┌─ 文段
宿主细胞只要表达本酶就没有特别限定，例如可以从枯草芽孢杆菌(Bacillussubtilis)、地衣芽孢杆菌(Bacillus licheniformis)、环状芽孢杆菌(Bacilluscirculans)等芽孢杆菌(Bacillus)属细菌，乳球菌(Lactococcus)、乳酸杆菌(Lactobacillus)、链球菌(Streptococcus)、明串珠菌(Leuconostoc)、双歧杆菌(Bifidobacterium)等乳酸菌，埃希杆菌(Escherichia)、链霉菌(Streptomyces)等其它细菌，酵母菌(Saccharomyces)、克鲁维酵母(Kluyveromyces)、假丝酵母(Candida)、圆酵母(Torula)、球拟酵母(Torulopsis)等酵母，米曲霉(Aspergillus oryzae)、黑曲霉(Aspergillus niger)等曲霉菌(Aspergillus)属，青霉(Penicillium)属，木霉(Trichoderma)属，镰刀菌(Fusarium)属等丝状菌(真菌)等中选择。

4.核苷酶的制造方法

本发明的第3方面提供核苷酶的制造方法。在本发明的制造方法的一个方式中，进行对产生本酶的微生物进行培养的步骤(步骤(1))以及从培养后的培养液和/或菌体回收核苷酶的步骤(步骤(2))。产生本酶的微生物例如为多色青霉，优选为多色青霉IFO 7569株或其变异株。变异株可以通过紫外线、X射线、γ射线等的照射、利用亚硝酸、羟基胺、N-甲基-N'-硝基-N-亚硝基胍等的处理等而得到。

培养条件、培养法只要可生产本酶就没有特别限定。即，可以将可生产本酶作为条件而适当地设定适于使用的微生物的培养的方法、培养条件。作为培养法，液体培养、固体培养中的任一种均可，优选利用液体培养。以液体培养为例，对其培养条件进行说明。
└─
### 任务要求 1:
用两句话概括上面的核苷酶文段。
### 任务要求 2:
从上面核苷酶文段的最后一句之后续写下去。
┌─ 数据
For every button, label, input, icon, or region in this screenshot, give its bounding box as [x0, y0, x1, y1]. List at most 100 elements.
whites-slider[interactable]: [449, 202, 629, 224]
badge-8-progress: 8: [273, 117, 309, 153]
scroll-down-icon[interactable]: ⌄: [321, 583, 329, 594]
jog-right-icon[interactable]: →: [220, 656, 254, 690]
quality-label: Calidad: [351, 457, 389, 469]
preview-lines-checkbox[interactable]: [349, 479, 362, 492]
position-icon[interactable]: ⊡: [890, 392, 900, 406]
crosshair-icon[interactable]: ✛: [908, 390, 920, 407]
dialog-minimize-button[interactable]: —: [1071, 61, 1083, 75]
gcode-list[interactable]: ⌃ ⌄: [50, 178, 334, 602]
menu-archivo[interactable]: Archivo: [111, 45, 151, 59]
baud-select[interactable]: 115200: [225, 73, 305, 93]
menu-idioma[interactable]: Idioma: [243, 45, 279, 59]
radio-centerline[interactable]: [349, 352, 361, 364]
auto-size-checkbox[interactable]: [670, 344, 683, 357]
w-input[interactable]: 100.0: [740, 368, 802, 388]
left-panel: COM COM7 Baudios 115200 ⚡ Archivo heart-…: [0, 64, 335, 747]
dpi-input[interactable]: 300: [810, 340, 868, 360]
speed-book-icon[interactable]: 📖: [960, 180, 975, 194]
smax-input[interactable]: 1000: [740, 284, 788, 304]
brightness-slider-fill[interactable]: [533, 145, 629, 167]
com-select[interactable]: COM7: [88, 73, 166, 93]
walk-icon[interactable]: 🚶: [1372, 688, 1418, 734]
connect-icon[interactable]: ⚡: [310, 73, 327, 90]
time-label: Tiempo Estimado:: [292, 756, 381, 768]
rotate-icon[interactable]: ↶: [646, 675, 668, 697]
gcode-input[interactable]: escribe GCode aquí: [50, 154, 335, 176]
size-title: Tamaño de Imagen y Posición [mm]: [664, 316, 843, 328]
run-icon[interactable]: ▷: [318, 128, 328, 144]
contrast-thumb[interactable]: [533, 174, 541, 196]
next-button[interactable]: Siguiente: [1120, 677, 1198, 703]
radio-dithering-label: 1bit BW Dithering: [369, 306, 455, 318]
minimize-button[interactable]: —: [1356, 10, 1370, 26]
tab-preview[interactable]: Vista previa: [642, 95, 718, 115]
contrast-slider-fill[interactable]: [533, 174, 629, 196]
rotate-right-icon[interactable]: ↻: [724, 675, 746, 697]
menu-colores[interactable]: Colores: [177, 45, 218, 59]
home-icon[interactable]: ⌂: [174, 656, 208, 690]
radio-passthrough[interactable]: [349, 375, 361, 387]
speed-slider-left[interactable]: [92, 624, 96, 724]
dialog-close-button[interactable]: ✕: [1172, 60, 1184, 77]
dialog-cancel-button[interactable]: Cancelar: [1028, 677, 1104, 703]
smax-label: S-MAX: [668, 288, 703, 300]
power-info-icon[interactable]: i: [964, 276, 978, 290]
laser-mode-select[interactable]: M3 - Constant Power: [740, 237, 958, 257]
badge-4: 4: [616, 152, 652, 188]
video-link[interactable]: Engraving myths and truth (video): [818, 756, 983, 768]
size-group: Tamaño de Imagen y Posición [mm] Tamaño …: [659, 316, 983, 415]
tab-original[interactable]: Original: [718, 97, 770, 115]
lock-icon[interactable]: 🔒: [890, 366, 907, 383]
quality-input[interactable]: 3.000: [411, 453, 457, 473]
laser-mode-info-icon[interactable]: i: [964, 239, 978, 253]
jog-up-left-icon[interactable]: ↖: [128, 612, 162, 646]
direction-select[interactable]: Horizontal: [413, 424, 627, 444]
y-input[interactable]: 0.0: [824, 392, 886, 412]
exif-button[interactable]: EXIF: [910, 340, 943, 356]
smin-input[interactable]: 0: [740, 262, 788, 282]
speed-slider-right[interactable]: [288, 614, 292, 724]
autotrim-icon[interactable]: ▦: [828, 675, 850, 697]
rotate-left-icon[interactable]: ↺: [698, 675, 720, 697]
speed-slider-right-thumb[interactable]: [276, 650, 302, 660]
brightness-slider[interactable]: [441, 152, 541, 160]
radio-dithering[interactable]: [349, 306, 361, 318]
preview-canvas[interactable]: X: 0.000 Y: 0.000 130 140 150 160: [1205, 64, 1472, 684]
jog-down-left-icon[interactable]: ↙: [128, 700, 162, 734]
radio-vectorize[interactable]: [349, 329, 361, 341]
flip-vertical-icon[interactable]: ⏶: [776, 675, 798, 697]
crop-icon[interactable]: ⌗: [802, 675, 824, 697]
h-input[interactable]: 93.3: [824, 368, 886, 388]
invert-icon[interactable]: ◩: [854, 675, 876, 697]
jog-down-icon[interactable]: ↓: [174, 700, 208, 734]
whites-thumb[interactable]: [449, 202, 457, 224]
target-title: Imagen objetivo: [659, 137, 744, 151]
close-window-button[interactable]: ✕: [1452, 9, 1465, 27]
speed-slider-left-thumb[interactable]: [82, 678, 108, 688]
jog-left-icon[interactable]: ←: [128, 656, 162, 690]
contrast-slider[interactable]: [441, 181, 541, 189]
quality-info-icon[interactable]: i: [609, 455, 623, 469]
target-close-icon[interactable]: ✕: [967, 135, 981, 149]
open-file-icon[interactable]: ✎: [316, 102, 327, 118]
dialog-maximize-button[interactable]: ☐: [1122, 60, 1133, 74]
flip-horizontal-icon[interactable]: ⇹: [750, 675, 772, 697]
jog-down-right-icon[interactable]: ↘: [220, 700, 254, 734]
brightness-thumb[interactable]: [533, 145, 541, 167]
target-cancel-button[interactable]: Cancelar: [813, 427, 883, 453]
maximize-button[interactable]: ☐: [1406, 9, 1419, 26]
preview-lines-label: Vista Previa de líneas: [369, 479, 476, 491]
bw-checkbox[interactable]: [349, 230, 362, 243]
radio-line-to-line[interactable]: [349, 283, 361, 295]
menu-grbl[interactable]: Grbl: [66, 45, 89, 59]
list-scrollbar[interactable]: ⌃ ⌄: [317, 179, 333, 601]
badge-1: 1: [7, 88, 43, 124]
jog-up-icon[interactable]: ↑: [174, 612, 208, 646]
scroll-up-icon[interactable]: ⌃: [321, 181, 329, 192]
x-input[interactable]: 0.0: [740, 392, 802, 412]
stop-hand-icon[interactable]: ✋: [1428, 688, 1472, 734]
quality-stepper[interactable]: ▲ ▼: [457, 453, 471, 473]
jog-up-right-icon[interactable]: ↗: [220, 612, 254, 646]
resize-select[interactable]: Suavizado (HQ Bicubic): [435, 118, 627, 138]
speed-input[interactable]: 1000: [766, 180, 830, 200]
└─
### 最终答案 1:
宿主细胞只要能表达本酶就没有特别限定，可从芽孢杆菌属细菌、乳酸菌、其它细菌、酵母以及曲霉菌属、青霉属等丝状菌中选择。核苷酶的制造方法包括培养产生本酶的微生物（例如多色青霉IFO 7569株或其变异株），再从培养液和/或菌体回收核苷酶；培养条件和培养法只要能生产本酶就没有特别限定，液体培养和固体培养均可，优选液体培养。

### 最终答案 2:
作为培养基，只要是使用的微生物可生长的培养基就没有特别限定。例如可以使用添加有葡萄糖、蔗糖、龙胆二糖、可溶性淀粉、甘油、糊精、糖蜜、有机酸等碳源，进一步添加有硫酸铵、碳酸铵、磷酸铵、乙酸铵、或者蛋白胨、酵母提取物、玉米浆、酪蛋白水解物、麦糠、肉提取物等氮源，进一步添加有钾盐、镁盐、钠盐、磷酸盐、锰盐、铁盐、锌盐等无机盐的培养基。为了促进使用的转化体的生长，可以在培养基中添加维生素、氨基酸等。培养基的pH例如调整为约3～8，优选调整为约4～7左右，培养温度通常为约20～40℃，优选为约25～35℃左右，在需氧条件下培养1～20天、优选3～10天左右。作为培养法，例如可利用振荡培养法、利用发酵罐的需氧深层培养法。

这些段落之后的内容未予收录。